Records from a dataset ▸
###

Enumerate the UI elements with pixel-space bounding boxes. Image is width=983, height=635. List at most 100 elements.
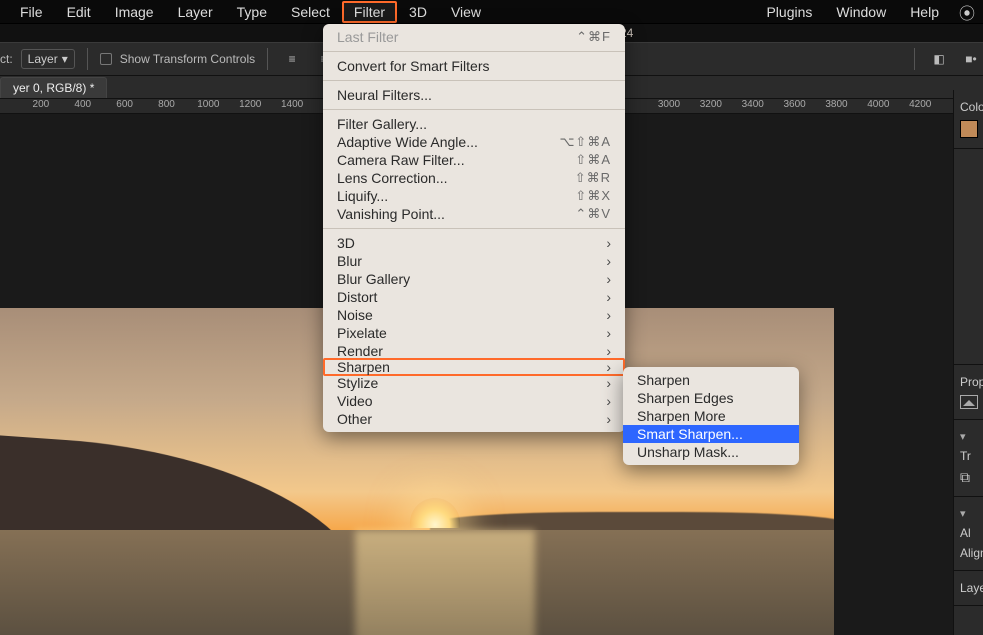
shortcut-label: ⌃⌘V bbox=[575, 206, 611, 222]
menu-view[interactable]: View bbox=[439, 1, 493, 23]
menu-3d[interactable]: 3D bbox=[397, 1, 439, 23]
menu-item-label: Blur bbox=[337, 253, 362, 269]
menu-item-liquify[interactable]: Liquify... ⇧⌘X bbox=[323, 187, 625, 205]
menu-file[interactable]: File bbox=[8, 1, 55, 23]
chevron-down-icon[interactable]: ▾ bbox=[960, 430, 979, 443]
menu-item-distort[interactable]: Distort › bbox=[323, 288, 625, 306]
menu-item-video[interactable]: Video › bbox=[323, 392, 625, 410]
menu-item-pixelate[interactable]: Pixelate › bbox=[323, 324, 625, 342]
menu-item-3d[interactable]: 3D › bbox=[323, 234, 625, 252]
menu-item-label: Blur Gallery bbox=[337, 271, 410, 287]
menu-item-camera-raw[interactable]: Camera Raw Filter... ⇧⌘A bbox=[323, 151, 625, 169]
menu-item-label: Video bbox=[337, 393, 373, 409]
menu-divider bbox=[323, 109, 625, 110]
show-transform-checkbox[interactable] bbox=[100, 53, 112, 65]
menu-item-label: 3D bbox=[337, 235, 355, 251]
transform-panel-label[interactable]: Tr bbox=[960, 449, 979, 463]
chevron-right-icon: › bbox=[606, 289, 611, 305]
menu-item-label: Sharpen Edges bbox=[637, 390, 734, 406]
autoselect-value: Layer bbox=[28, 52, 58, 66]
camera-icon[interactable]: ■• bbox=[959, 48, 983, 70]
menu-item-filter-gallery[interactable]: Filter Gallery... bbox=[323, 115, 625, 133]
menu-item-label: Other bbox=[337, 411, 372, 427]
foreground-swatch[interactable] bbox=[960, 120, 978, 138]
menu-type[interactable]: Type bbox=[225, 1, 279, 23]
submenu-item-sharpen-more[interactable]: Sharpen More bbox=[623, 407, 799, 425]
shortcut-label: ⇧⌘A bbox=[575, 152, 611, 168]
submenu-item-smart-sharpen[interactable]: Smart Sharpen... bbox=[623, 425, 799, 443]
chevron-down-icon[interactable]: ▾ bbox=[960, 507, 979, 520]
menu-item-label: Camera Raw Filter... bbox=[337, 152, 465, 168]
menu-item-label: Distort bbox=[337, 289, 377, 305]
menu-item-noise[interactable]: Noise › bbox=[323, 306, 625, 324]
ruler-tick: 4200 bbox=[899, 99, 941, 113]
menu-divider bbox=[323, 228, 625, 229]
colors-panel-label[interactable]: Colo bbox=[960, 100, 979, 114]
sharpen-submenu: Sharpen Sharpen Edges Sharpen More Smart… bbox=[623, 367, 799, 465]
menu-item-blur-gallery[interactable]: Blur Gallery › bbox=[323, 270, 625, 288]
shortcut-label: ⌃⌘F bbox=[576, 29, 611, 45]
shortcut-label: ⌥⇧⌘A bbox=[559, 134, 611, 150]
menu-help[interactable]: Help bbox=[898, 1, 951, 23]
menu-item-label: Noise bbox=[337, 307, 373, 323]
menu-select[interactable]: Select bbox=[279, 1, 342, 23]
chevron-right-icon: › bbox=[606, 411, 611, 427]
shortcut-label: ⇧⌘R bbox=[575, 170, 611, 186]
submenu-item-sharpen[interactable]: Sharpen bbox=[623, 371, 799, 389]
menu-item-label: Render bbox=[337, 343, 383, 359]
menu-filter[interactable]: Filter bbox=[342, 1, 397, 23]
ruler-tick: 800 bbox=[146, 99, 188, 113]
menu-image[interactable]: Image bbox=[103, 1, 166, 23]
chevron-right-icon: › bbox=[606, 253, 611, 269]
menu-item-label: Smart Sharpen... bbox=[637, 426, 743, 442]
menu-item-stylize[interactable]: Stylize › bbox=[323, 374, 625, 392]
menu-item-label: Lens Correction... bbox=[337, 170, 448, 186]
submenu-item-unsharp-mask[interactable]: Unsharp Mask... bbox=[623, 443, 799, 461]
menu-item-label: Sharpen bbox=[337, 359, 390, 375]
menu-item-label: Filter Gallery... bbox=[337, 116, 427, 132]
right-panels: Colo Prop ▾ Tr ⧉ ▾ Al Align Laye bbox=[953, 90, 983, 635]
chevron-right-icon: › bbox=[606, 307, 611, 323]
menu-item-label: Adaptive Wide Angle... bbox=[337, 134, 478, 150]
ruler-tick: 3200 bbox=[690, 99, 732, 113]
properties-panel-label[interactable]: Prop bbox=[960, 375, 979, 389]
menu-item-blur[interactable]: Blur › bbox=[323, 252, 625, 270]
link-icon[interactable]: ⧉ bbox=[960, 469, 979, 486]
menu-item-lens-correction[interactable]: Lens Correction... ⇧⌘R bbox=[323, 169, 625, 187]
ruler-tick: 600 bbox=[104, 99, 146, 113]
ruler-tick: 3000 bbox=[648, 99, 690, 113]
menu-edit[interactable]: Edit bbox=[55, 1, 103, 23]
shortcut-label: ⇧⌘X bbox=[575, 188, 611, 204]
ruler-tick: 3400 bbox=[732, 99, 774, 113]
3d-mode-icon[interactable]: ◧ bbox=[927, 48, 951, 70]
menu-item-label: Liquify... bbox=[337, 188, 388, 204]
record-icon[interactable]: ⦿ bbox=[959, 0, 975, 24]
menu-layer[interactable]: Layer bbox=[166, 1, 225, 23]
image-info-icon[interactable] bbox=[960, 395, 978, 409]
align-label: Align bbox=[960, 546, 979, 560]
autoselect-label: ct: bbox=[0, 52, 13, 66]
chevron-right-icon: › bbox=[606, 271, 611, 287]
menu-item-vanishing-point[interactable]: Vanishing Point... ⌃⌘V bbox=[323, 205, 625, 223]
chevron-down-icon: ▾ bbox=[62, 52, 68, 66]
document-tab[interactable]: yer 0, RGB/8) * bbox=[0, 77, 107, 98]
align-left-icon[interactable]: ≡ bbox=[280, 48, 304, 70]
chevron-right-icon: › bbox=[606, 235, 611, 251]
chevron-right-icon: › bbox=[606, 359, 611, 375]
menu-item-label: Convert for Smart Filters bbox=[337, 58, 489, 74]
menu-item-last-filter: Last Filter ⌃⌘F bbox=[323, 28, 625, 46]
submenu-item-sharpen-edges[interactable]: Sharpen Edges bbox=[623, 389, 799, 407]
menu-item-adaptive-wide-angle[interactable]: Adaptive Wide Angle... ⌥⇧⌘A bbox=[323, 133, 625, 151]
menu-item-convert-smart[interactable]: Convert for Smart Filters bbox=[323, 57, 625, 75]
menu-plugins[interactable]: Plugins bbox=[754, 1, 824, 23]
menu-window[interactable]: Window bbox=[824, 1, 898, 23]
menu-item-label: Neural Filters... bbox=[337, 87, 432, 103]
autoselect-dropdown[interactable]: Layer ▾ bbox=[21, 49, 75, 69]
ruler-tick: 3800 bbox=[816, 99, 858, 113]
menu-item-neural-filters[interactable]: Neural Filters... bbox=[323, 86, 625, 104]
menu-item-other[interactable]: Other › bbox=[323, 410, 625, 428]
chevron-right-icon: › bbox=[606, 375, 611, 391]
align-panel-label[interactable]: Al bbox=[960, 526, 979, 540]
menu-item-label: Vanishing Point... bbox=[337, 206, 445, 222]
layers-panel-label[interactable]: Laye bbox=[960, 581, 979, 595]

###

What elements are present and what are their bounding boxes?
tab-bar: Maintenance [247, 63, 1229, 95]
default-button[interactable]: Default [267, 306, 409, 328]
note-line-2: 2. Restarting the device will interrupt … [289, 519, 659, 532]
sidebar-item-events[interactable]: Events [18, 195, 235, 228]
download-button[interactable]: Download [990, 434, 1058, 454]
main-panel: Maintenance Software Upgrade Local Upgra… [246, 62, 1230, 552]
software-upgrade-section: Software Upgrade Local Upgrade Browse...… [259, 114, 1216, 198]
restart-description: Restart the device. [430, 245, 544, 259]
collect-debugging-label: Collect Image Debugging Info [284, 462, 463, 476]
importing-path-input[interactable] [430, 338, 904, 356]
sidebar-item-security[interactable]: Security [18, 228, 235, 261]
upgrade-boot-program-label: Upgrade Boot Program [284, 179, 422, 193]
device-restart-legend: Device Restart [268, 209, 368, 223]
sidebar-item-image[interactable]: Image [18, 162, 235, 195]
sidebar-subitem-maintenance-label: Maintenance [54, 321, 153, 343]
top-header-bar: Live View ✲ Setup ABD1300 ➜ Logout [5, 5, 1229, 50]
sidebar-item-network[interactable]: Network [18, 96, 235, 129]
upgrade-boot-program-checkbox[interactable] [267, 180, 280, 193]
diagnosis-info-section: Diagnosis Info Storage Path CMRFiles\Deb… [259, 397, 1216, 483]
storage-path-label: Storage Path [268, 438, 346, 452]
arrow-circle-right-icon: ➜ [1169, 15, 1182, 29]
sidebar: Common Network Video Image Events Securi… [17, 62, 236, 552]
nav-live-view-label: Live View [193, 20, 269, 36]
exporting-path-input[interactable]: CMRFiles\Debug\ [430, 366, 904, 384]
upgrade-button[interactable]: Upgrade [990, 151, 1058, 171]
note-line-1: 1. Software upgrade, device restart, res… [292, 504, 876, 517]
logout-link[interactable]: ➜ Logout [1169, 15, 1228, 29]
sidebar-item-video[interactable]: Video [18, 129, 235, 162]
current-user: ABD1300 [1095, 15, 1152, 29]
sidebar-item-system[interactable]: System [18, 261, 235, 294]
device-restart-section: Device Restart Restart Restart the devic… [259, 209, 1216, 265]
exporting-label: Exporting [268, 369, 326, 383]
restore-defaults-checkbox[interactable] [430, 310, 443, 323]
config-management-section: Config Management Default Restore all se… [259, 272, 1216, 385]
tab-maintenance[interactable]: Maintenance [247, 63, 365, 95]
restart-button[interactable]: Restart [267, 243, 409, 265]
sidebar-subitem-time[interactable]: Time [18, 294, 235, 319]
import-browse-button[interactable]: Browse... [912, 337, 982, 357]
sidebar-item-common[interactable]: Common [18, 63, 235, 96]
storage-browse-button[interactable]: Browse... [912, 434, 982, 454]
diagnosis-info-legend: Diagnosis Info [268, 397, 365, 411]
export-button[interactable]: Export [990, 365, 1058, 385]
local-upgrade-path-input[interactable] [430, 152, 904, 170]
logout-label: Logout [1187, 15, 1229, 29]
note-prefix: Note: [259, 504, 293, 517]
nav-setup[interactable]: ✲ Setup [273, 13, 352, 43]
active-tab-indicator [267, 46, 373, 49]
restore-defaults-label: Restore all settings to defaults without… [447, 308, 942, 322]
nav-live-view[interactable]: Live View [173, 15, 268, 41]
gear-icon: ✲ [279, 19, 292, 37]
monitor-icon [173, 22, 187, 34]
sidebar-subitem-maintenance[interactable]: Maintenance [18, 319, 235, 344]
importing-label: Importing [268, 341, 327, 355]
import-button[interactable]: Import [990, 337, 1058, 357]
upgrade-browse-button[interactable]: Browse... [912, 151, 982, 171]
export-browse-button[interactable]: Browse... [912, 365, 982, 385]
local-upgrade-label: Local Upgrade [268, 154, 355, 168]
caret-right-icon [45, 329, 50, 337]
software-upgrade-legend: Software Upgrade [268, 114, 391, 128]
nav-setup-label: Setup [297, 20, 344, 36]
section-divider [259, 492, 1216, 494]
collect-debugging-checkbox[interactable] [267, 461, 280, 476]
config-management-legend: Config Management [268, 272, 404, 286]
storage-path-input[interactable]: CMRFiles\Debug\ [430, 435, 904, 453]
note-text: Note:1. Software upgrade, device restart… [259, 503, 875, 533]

###

Challenge ▸ Substitute "caret-down-icon" for "chevron-down-icon" in the lines from the one holding "shortcut-label: ⌃⌘V bbox=[575, 206, 611, 222]" through the one holding "chevron-down-icon[interactable]: ▾ bbox=[960, 507, 979, 520]", inclusive, and write out only those lines with nothing else changed.

Answer to the task ▸
shortcut-label: ⌃⌘V bbox=[575, 206, 611, 222]
menu-view[interactable]: View bbox=[439, 1, 493, 23]
menu-3d[interactable]: 3D bbox=[397, 1, 439, 23]
menu-item-label: Blur bbox=[337, 253, 362, 269]
menu-item-liquify[interactable]: Liquify... ⇧⌘X bbox=[323, 187, 625, 205]
menu-file[interactable]: File bbox=[8, 1, 55, 23]
caret-down-icon[interactable]: ▾ bbox=[960, 430, 979, 443]
menu-item-distort[interactable]: Distort › bbox=[323, 288, 625, 306]
menu-item-video[interactable]: Video › bbox=[323, 392, 625, 410]
menu-item-pixelate[interactable]: Pixelate › bbox=[323, 324, 625, 342]
menu-item-3d[interactable]: 3D › bbox=[323, 234, 625, 252]
menu-item-label: Blur Gallery bbox=[337, 271, 410, 287]
menu-item-camera-raw[interactable]: Camera Raw Filter... ⇧⌘A bbox=[323, 151, 625, 169]
menu-item-label: Video bbox=[337, 393, 373, 409]
menu-divider bbox=[323, 109, 625, 110]
show-transform-checkbox[interactable] bbox=[100, 53, 112, 65]
menu-item-label: 3D bbox=[337, 235, 355, 251]
transform-panel-label[interactable]: Tr bbox=[960, 449, 979, 463]
chevron-right-icon: › bbox=[606, 289, 611, 305]
menu-item-label: Sharpen Edges bbox=[637, 390, 734, 406]
autoselect-value: Layer bbox=[28, 52, 58, 66]
camera-icon[interactable]: ■• bbox=[959, 48, 983, 70]
menu-item-filter-gallery[interactable]: Filter Gallery... bbox=[323, 115, 625, 133]
menu-item-label: Other bbox=[337, 411, 372, 427]
foreground-swatch[interactable] bbox=[960, 120, 978, 138]
menu-type[interactable]: Type bbox=[225, 1, 279, 23]
submenu-item-sharpen-more[interactable]: Sharpen More bbox=[623, 407, 799, 425]
shortcut-label: ⇧⌘A bbox=[575, 152, 611, 168]
submenu-item-smart-sharpen[interactable]: Smart Sharpen... bbox=[623, 425, 799, 443]
caret-down-icon[interactable]: ▾ bbox=[960, 507, 979, 520]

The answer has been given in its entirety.